Exercise requirements
Copy down every line where the string "desempleo" shows up.

Data items
## start

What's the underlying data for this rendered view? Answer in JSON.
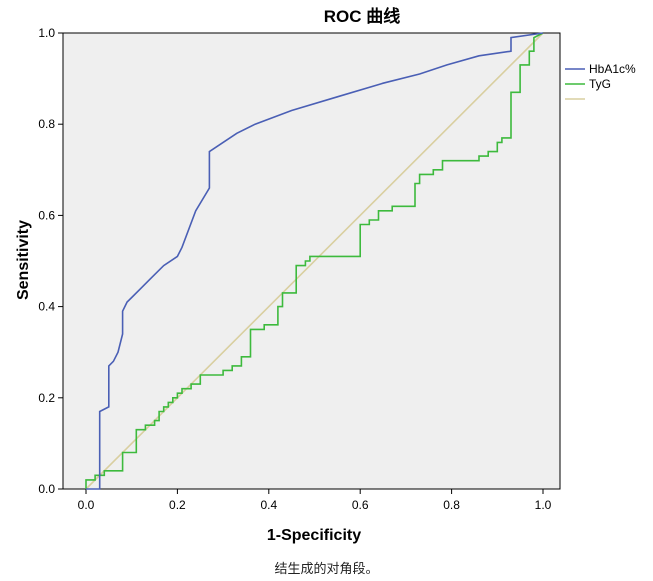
{
  "chart_data": {
    "type": "line",
    "title": "ROC 曲线",
    "xlabel": "1-Specificity",
    "ylabel": "Sensitivity",
    "xlim": [
      0,
      1
    ],
    "ylim": [
      0,
      1
    ],
    "xticks": [
      "0.0",
      "0.2",
      "0.4",
      "0.6",
      "0.8",
      "1.0"
    ],
    "yticks": [
      "0.0",
      "0.2",
      "0.4",
      "0.6",
      "0.8",
      "1.0"
    ],
    "grid": false,
    "legend_position": "right",
    "background": "#efefef",
    "series": [
      {
        "name": "HbA1c%",
        "color": "#4a5fb5",
        "x": [
          0,
          0.03,
          0.03,
          0.03,
          0.05,
          0.05,
          0.06,
          0.07,
          0.08,
          0.08,
          0.09,
          0.1,
          0.12,
          0.14,
          0.17,
          0.2,
          0.21,
          0.24,
          0.27,
          0.27,
          0.3,
          0.33,
          0.37,
          0.45,
          0.55,
          0.65,
          0.73,
          0.79,
          0.86,
          0.93,
          0.93,
          1.0
        ],
        "y": [
          0,
          0,
          0.04,
          0.17,
          0.18,
          0.27,
          0.28,
          0.3,
          0.34,
          0.39,
          0.41,
          0.42,
          0.44,
          0.46,
          0.49,
          0.51,
          0.53,
          0.61,
          0.66,
          0.74,
          0.76,
          0.78,
          0.8,
          0.83,
          0.86,
          0.89,
          0.91,
          0.93,
          0.95,
          0.96,
          0.99,
          1.0
        ]
      },
      {
        "name": "TyG",
        "color": "#3dba3d",
        "x": [
          0,
          0,
          0.02,
          0.02,
          0.04,
          0.04,
          0.08,
          0.08,
          0.11,
          0.11,
          0.13,
          0.13,
          0.15,
          0.15,
          0.16,
          0.16,
          0.17,
          0.17,
          0.18,
          0.18,
          0.19,
          0.19,
          0.2,
          0.2,
          0.21,
          0.21,
          0.23,
          0.23,
          0.25,
          0.25,
          0.3,
          0.3,
          0.32,
          0.32,
          0.34,
          0.34,
          0.36,
          0.36,
          0.39,
          0.39,
          0.42,
          0.42,
          0.43,
          0.43,
          0.46,
          0.46,
          0.48,
          0.48,
          0.49,
          0.49,
          0.6,
          0.6,
          0.62,
          0.62,
          0.64,
          0.64,
          0.67,
          0.67,
          0.72,
          0.72,
          0.73,
          0.73,
          0.76,
          0.76,
          0.78,
          0.78,
          0.86,
          0.86,
          0.88,
          0.88,
          0.9,
          0.9,
          0.91,
          0.91,
          0.93,
          0.93,
          0.95,
          0.95,
          0.97,
          0.97,
          0.98,
          0.98,
          1.0
        ],
        "y": [
          0,
          0.02,
          0.02,
          0.03,
          0.03,
          0.04,
          0.04,
          0.08,
          0.08,
          0.13,
          0.13,
          0.14,
          0.14,
          0.15,
          0.15,
          0.17,
          0.17,
          0.18,
          0.18,
          0.19,
          0.19,
          0.2,
          0.2,
          0.21,
          0.21,
          0.22,
          0.22,
          0.23,
          0.23,
          0.25,
          0.25,
          0.26,
          0.26,
          0.27,
          0.27,
          0.29,
          0.29,
          0.35,
          0.35,
          0.36,
          0.36,
          0.4,
          0.4,
          0.43,
          0.43,
          0.49,
          0.49,
          0.5,
          0.5,
          0.51,
          0.51,
          0.58,
          0.58,
          0.59,
          0.59,
          0.61,
          0.61,
          0.62,
          0.62,
          0.67,
          0.67,
          0.69,
          0.69,
          0.7,
          0.7,
          0.72,
          0.72,
          0.73,
          0.73,
          0.74,
          0.74,
          0.76,
          0.76,
          0.77,
          0.77,
          0.87,
          0.87,
          0.93,
          0.93,
          0.96,
          0.96,
          0.99,
          1.0
        ]
      },
      {
        "name": "",
        "color": "#d9cfa0",
        "x": [
          0,
          1
        ],
        "y": [
          0,
          1
        ]
      }
    ]
  },
  "caption": "结生成的对角段。"
}
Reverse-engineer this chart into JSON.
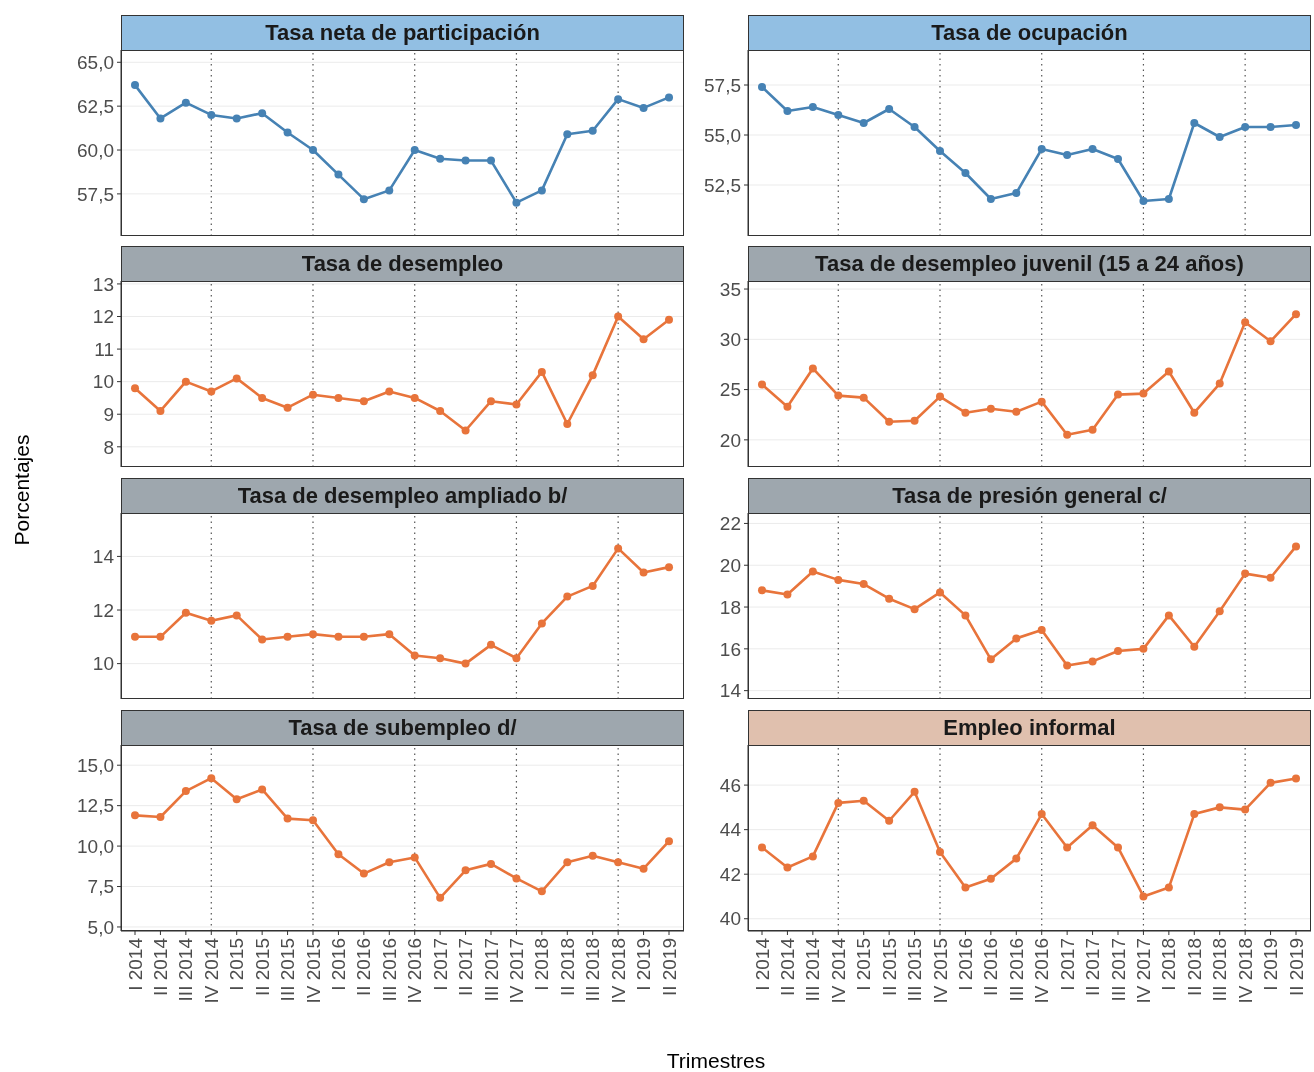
{
  "chart_data": [
    {
      "type": "line",
      "title": "Tasa neta de participación",
      "categories": [
        "I 2014",
        "II 2014",
        "III 2014",
        "IV 2014",
        "I 2015",
        "II 2015",
        "III 2015",
        "IV 2015",
        "I 2016",
        "II 2016",
        "III 2016",
        "IV 2016",
        "I 2017",
        "II 2017",
        "III 2017",
        "IV 2017",
        "I 2018",
        "II 2018",
        "III 2018",
        "IV 2018",
        "I 2019",
        "II 2019"
      ],
      "series": [
        {
          "color": "#4682b4",
          "values": [
            63.7,
            61.8,
            62.7,
            62.0,
            61.8,
            62.1,
            61.0,
            60.0,
            58.6,
            57.2,
            57.7,
            60.0,
            59.5,
            59.4,
            59.4,
            57.0,
            57.7,
            60.9,
            61.1,
            62.9,
            62.4,
            63.0
          ]
        }
      ],
      "ylim": [
        55.1,
        65.7
      ],
      "yticks": [
        {
          "value": 57.5,
          "label": "57,5"
        },
        {
          "value": 60,
          "label": "60,0"
        },
        {
          "value": 62.5,
          "label": "62,5"
        },
        {
          "value": 65,
          "label": "65,0"
        }
      ],
      "grid": "y",
      "marker": "circle",
      "tick_labels": "y",
      "ref_lines": [
        {
          "axis": "x",
          "value": "IV 2014",
          "color": "#555555",
          "line_style": "dotted"
        },
        {
          "axis": "x",
          "value": "IV 2015",
          "color": "#555555",
          "line_style": "dotted"
        },
        {
          "axis": "x",
          "value": "IV 2016",
          "color": "#555555",
          "line_style": "dotted"
        },
        {
          "axis": "x",
          "value": "IV 2017",
          "color": "#555555",
          "line_style": "dotted"
        },
        {
          "axis": "x",
          "value": "IV 2018",
          "color": "#555555",
          "line_style": "dotted"
        }
      ]
    },
    {
      "type": "line",
      "title": "Tasa de ocupación",
      "categories": [
        "I 2014",
        "II 2014",
        "III 2014",
        "IV 2014",
        "I 2015",
        "II 2015",
        "III 2015",
        "IV 2015",
        "I 2016",
        "II 2016",
        "III 2016",
        "IV 2016",
        "I 2017",
        "II 2017",
        "III 2017",
        "IV 2017",
        "I 2018",
        "II 2018",
        "III 2018",
        "IV 2018",
        "I 2019",
        "II 2019"
      ],
      "series": [
        {
          "color": "#4682b4",
          "values": [
            57.4,
            56.2,
            56.4,
            56.0,
            55.6,
            56.3,
            55.4,
            54.2,
            53.1,
            51.8,
            52.1,
            54.3,
            54.0,
            54.3,
            53.8,
            51.7,
            51.8,
            55.6,
            54.9,
            55.4,
            55.4,
            55.5
          ]
        }
      ],
      "ylim": [
        49.95,
        59.25
      ],
      "yticks": [
        {
          "value": 52.5,
          "label": "52,5"
        },
        {
          "value": 55,
          "label": "55,0"
        },
        {
          "value": 57.5,
          "label": "57,5"
        }
      ],
      "grid": "y",
      "marker": "circle",
      "tick_labels": "y",
      "ref_lines": [
        {
          "axis": "x",
          "value": "IV 2014",
          "color": "#555555",
          "line_style": "dotted"
        },
        {
          "axis": "x",
          "value": "IV 2015",
          "color": "#555555",
          "line_style": "dotted"
        },
        {
          "axis": "x",
          "value": "IV 2016",
          "color": "#555555",
          "line_style": "dotted"
        },
        {
          "axis": "x",
          "value": "IV 2017",
          "color": "#555555",
          "line_style": "dotted"
        },
        {
          "axis": "x",
          "value": "IV 2018",
          "color": "#555555",
          "line_style": "dotted"
        }
      ]
    },
    {
      "type": "line",
      "title": "Tasa de desempleo",
      "categories": [
        "I 2014",
        "II 2014",
        "III 2014",
        "IV 2014",
        "I 2015",
        "II 2015",
        "III 2015",
        "IV 2015",
        "I 2016",
        "II 2016",
        "III 2016",
        "IV 2016",
        "I 2017",
        "II 2017",
        "III 2017",
        "IV 2017",
        "I 2018",
        "II 2018",
        "III 2018",
        "IV 2018",
        "I 2019",
        "II 2019"
      ],
      "series": [
        {
          "color": "#e8743b",
          "values": [
            9.8,
            9.1,
            10.0,
            9.7,
            10.1,
            9.5,
            9.2,
            9.6,
            9.5,
            9.4,
            9.7,
            9.5,
            9.1,
            8.5,
            9.4,
            9.3,
            10.3,
            8.7,
            10.2,
            12.0,
            11.3,
            11.9
          ]
        }
      ],
      "ylim": [
        7.38,
        13.09
      ],
      "yticks": [
        8,
        9,
        10,
        11,
        12,
        13
      ],
      "grid": "y",
      "marker": "circle",
      "tick_labels": "y",
      "ref_lines": [
        {
          "axis": "x",
          "value": "IV 2014",
          "color": "#555555",
          "line_style": "dotted"
        },
        {
          "axis": "x",
          "value": "IV 2015",
          "color": "#555555",
          "line_style": "dotted"
        },
        {
          "axis": "x",
          "value": "IV 2016",
          "color": "#555555",
          "line_style": "dotted"
        },
        {
          "axis": "x",
          "value": "IV 2017",
          "color": "#555555",
          "line_style": "dotted"
        },
        {
          "axis": "x",
          "value": "IV 2018",
          "color": "#555555",
          "line_style": "dotted"
        }
      ]
    },
    {
      "type": "line",
      "title": "Tasa de desempleo juvenil (15 a 24 años)",
      "categories": [
        "I 2014",
        "II 2014",
        "III 2014",
        "IV 2014",
        "I 2015",
        "II 2015",
        "III 2015",
        "IV 2015",
        "I 2016",
        "II 2016",
        "III 2016",
        "IV 2016",
        "I 2017",
        "II 2017",
        "III 2017",
        "IV 2017",
        "I 2018",
        "II 2018",
        "III 2018",
        "IV 2018",
        "I 2019",
        "II 2019"
      ],
      "series": [
        {
          "color": "#e8743b",
          "values": [
            25.5,
            23.3,
            27.1,
            24.4,
            24.2,
            21.8,
            21.9,
            24.3,
            22.7,
            23.1,
            22.8,
            23.8,
            20.5,
            21.0,
            24.5,
            24.6,
            26.8,
            22.7,
            25.6,
            31.7,
            29.8,
            32.5
          ]
        }
      ],
      "ylim": [
        17.3,
        35.8
      ],
      "yticks": [
        20,
        25,
        30,
        35
      ],
      "grid": "y",
      "marker": "circle",
      "tick_labels": "y",
      "ref_lines": [
        {
          "axis": "x",
          "value": "IV 2014",
          "color": "#555555",
          "line_style": "dotted"
        },
        {
          "axis": "x",
          "value": "IV 2015",
          "color": "#555555",
          "line_style": "dotted"
        },
        {
          "axis": "x",
          "value": "IV 2016",
          "color": "#555555",
          "line_style": "dotted"
        },
        {
          "axis": "x",
          "value": "IV 2017",
          "color": "#555555",
          "line_style": "dotted"
        },
        {
          "axis": "x",
          "value": "IV 2018",
          "color": "#555555",
          "line_style": "dotted"
        }
      ]
    },
    {
      "type": "line",
      "title": "Tasa de desempleo ampliado b/",
      "ylabel": "Porcentajes",
      "categories": [
        "I 2014",
        "II 2014",
        "III 2014",
        "IV 2014",
        "I 2015",
        "II 2015",
        "III 2015",
        "IV 2015",
        "I 2016",
        "II 2016",
        "III 2016",
        "IV 2016",
        "I 2017",
        "II 2017",
        "III 2017",
        "IV 2017",
        "I 2018",
        "II 2018",
        "III 2018",
        "IV 2018",
        "I 2019",
        "II 2019"
      ],
      "series": [
        {
          "color": "#e8743b",
          "values": [
            11.0,
            11.0,
            11.9,
            11.6,
            11.8,
            10.9,
            11.0,
            11.1,
            11.0,
            11.0,
            11.1,
            10.3,
            10.2,
            10.0,
            10.7,
            10.2,
            11.5,
            12.5,
            12.9,
            14.3,
            13.4,
            13.6
          ]
        }
      ],
      "ylim": [
        8.68,
        15.62
      ],
      "yticks": [
        10,
        12,
        14
      ],
      "grid": "y",
      "marker": "circle",
      "tick_labels": "y",
      "ref_lines": [
        {
          "axis": "x",
          "value": "IV 2014",
          "color": "#555555",
          "line_style": "dotted"
        },
        {
          "axis": "x",
          "value": "IV 2015",
          "color": "#555555",
          "line_style": "dotted"
        },
        {
          "axis": "x",
          "value": "IV 2016",
          "color": "#555555",
          "line_style": "dotted"
        },
        {
          "axis": "x",
          "value": "IV 2017",
          "color": "#555555",
          "line_style": "dotted"
        },
        {
          "axis": "x",
          "value": "IV 2018",
          "color": "#555555",
          "line_style": "dotted"
        }
      ]
    },
    {
      "type": "line",
      "title": "Tasa de presión general c/",
      "categories": [
        "I 2014",
        "II 2014",
        "III 2014",
        "IV 2014",
        "I 2015",
        "II 2015",
        "III 2015",
        "IV 2015",
        "I 2016",
        "II 2016",
        "III 2016",
        "IV 2016",
        "I 2017",
        "II 2017",
        "III 2017",
        "IV 2017",
        "I 2018",
        "II 2018",
        "III 2018",
        "IV 2018",
        "I 2019",
        "II 2019"
      ],
      "series": [
        {
          "color": "#e8743b",
          "values": [
            18.8,
            18.6,
            19.7,
            19.3,
            19.1,
            18.4,
            17.9,
            18.7,
            17.6,
            15.5,
            16.5,
            16.9,
            15.2,
            15.4,
            15.9,
            16.0,
            17.6,
            16.1,
            17.8,
            19.6,
            19.4,
            20.9
          ]
        }
      ],
      "ylim": [
        13.6,
        22.5
      ],
      "yticks": [
        14,
        16,
        18,
        20,
        22
      ],
      "grid": "y",
      "marker": "circle",
      "tick_labels": "y",
      "ref_lines": [
        {
          "axis": "x",
          "value": "IV 2014",
          "color": "#555555",
          "line_style": "dotted"
        },
        {
          "axis": "x",
          "value": "IV 2015",
          "color": "#555555",
          "line_style": "dotted"
        },
        {
          "axis": "x",
          "value": "IV 2016",
          "color": "#555555",
          "line_style": "dotted"
        },
        {
          "axis": "x",
          "value": "IV 2017",
          "color": "#555555",
          "line_style": "dotted"
        },
        {
          "axis": "x",
          "value": "IV 2018",
          "color": "#555555",
          "line_style": "dotted"
        }
      ]
    },
    {
      "type": "line",
      "title": "Tasa de subempleo d/",
      "xlabel": "Trimestres",
      "categories": [
        "I 2014",
        "II 2014",
        "III 2014",
        "IV 2014",
        "I 2015",
        "II 2015",
        "III 2015",
        "IV 2015",
        "I 2016",
        "II 2016",
        "III 2016",
        "IV 2016",
        "I 2017",
        "II 2017",
        "III 2017",
        "IV 2017",
        "I 2018",
        "II 2018",
        "III 2018",
        "IV 2018",
        "I 2019",
        "II 2019"
      ],
      "series": [
        {
          "color": "#e8743b",
          "values": [
            11.9,
            11.8,
            13.4,
            14.2,
            12.9,
            13.5,
            11.7,
            11.6,
            9.5,
            8.3,
            9.0,
            9.3,
            6.8,
            8.5,
            8.9,
            8.0,
            7.2,
            9.0,
            9.4,
            9.0,
            8.6,
            10.3
          ]
        }
      ],
      "ylim": [
        4.75,
        16.25
      ],
      "yticks": [
        {
          "value": 5,
          "label": "5,0"
        },
        {
          "value": 7.5,
          "label": "7,5"
        },
        {
          "value": 10,
          "label": "10,0"
        },
        {
          "value": 12.5,
          "label": "12,5"
        },
        {
          "value": 15,
          "label": "15,0"
        }
      ],
      "grid": "y",
      "marker": "circle",
      "ref_lines": [
        {
          "axis": "x",
          "value": "IV 2014",
          "color": "#555555",
          "line_style": "dotted"
        },
        {
          "axis": "x",
          "value": "IV 2015",
          "color": "#555555",
          "line_style": "dotted"
        },
        {
          "axis": "x",
          "value": "IV 2016",
          "color": "#555555",
          "line_style": "dotted"
        },
        {
          "axis": "x",
          "value": "IV 2017",
          "color": "#555555",
          "line_style": "dotted"
        },
        {
          "axis": "x",
          "value": "IV 2018",
          "color": "#555555",
          "line_style": "dotted"
        }
      ]
    },
    {
      "type": "line",
      "title": "Empleo informal",
      "categories": [
        "I 2014",
        "II 2014",
        "III 2014",
        "IV 2014",
        "I 2015",
        "II 2015",
        "III 2015",
        "IV 2015",
        "I 2016",
        "II 2016",
        "III 2016",
        "IV 2016",
        "I 2017",
        "II 2017",
        "III 2017",
        "IV 2017",
        "I 2018",
        "II 2018",
        "III 2018",
        "IV 2018",
        "I 2019",
        "II 2019"
      ],
      "series": [
        {
          "color": "#e8743b",
          "values": [
            43.2,
            42.3,
            42.8,
            45.2,
            45.3,
            44.4,
            45.7,
            43.0,
            41.4,
            41.8,
            42.7,
            44.7,
            43.2,
            44.2,
            43.2,
            41.0,
            41.4,
            44.7,
            45.0,
            44.9,
            46.1,
            46.3
          ]
        }
      ],
      "ylim": [
        39.45,
        47.8
      ],
      "yticks": [
        40,
        42,
        44,
        46
      ],
      "grid": "y",
      "marker": "circle",
      "ref_lines": [
        {
          "axis": "x",
          "value": "IV 2014",
          "color": "#555555",
          "line_style": "dotted"
        },
        {
          "axis": "x",
          "value": "IV 2015",
          "color": "#555555",
          "line_style": "dotted"
        },
        {
          "axis": "x",
          "value": "IV 2016",
          "color": "#555555",
          "line_style": "dotted"
        },
        {
          "axis": "x",
          "value": "IV 2017",
          "color": "#555555",
          "line_style": "dotted"
        },
        {
          "axis": "x",
          "value": "IV 2018",
          "color": "#555555",
          "line_style": "dotted"
        }
      ]
    }
  ]
}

## end

Reply
      "title": "Tasa de desempleo",
      "title": "Tasa de desempleo juvenil (15 a 24 años)",
      "title": "Tasa de desempleo ampliado b/",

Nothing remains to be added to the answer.